**Stated exercise**
The entries below should be output exactly as written.

**Extracted information**
[start]

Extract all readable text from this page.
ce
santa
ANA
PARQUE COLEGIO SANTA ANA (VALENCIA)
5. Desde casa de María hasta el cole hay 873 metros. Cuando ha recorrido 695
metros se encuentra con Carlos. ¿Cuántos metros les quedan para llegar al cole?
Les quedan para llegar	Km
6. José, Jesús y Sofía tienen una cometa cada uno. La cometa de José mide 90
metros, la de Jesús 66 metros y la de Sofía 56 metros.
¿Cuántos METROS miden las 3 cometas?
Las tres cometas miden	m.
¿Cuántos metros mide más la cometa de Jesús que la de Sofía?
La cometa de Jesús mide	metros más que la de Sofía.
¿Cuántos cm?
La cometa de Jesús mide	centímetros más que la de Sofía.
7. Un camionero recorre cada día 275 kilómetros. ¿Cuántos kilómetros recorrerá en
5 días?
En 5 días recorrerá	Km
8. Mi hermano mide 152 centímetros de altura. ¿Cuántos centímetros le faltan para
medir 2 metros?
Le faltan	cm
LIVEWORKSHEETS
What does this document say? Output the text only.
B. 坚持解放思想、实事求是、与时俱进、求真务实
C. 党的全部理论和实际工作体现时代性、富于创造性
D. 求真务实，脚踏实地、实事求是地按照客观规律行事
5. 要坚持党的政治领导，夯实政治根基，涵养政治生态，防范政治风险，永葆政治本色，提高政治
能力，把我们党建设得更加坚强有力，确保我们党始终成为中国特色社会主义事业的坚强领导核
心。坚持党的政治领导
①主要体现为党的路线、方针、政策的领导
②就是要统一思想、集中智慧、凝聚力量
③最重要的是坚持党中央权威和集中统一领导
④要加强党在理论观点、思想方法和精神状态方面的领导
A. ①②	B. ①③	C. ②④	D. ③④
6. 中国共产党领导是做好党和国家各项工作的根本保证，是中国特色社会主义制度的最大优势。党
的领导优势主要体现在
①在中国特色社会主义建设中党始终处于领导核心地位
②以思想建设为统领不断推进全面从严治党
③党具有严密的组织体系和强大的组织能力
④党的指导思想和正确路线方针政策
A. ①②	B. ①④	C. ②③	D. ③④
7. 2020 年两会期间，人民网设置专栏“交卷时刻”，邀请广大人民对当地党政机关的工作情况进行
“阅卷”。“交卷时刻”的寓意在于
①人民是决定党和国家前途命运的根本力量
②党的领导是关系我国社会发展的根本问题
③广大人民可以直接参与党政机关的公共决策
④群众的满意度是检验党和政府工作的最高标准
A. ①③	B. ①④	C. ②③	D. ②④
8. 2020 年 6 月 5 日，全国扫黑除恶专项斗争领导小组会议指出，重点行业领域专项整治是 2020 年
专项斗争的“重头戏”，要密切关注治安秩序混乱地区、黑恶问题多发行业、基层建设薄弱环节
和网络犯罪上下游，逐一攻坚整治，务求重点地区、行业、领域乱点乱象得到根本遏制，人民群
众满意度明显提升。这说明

[end]

**Problem solution**
Extract all readable text from this page.
ce
santa
ANA
PARQUE COLEGIO SANTA ANA (VALENCIA)
5. Desde casa de María hasta el cole hay 873 metros. Cuando ha recorrido 695
metros se encuentra con Carlos. ¿Cuántos metros les quedan para llegar al cole?
Les quedan para llegar	Km
6. José, Jesús y Sofía tienen una cometa cada uno. La cometa de José mide 90
metros, la de Jesús 66 metros y la de Sofía 56 metros.
¿Cuántos METROS miden las 3 cometas?
Las tres cometas miden	m.
¿Cuántos metros mide más la cometa de Jesús que la de Sofía?
La cometa de Jesús mide	metros más que la de Sofía.
¿Cuántos cm?
La cometa de Jesús mide	centímetros más que la de Sofía.
7. Un camionero recorre cada día 275 kilómetros. ¿Cuántos kilómetros recorrerá en
5 días?
En 5 días recorrerá	Km
8. Mi hermano mide 152 centímetros de altura. ¿Cuántos centímetros le faltan para
medir 2 metros?
Le faltan	cm
LIVEWORKSHEETS
What does this document say? Output the text only.
B. 坚持解放思想、实事求是、与时俱进、求真务实
C. 党的全部理论和实际工作体现时代性、富于创造性
D. 求真务实，脚踏实地、实事求是地按照客观规律行事
5. 要坚持党的政治领导，夯实政治根基，涵养政治生态，防范政治风险，永葆政治本色，提高政治
能力，把我们党建设得更加坚强有力，确保我们党始终成为中国特色社会主义事业的坚强领导核
心。坚持党的政治领导
①主要体现为党的路线、方针、政策的领导
②就是要统一思想、集中智慧、凝聚力量
③最重要的是坚持党中央权威和集中统一领导
④要加强党在理论观点、思想方法和精神状态方面的领导
A. ①②	B. ①③	C. ②④	D. ③④
6. 中国共产党领导是做好党和国家各项工作的根本保证，是中国特色社会主义制度的最大优势。党
的领导优势主要体现在
①在中国特色社会主义建设中党始终处于领导核心地位
②以思想建设为统领不断推进全面从严治党
③党具有严密的组织体系和强大的组织能力
④党的指导思想和正确路线方针政策
A. ①②	B. ①④	C. ②③	D. ③④
7. 2020 年两会期间，人民网设置专栏“交卷时刻”，邀请广大人民对当地党政机关的工作情况进行
“阅卷”。“交卷时刻”的寓意在于
①人民是决定党和国家前途命运的根本力量
②党的领导是关系我国社会发展的根本问题
③广大人民可以直接参与党政机关的公共决策
④群众的满意度是检验党和政府工作的最高标准
A. ①③	B. ①④	C. ②③	D. ②④
8. 2020 年 6 月 5 日，全国扫黑除恶专项斗争领导小组会议指出，重点行业领域专项整治是 2020 年
专项斗争的“重头戏”，要密切关注治安秩序混乱地区、黑恶问题多发行业、基层建设薄弱环节
和网络犯罪上下游，逐一攻坚整治，务求重点地区、行业、领域乱点乱象得到根本遏制，人民群
众满意度明显提升。这说明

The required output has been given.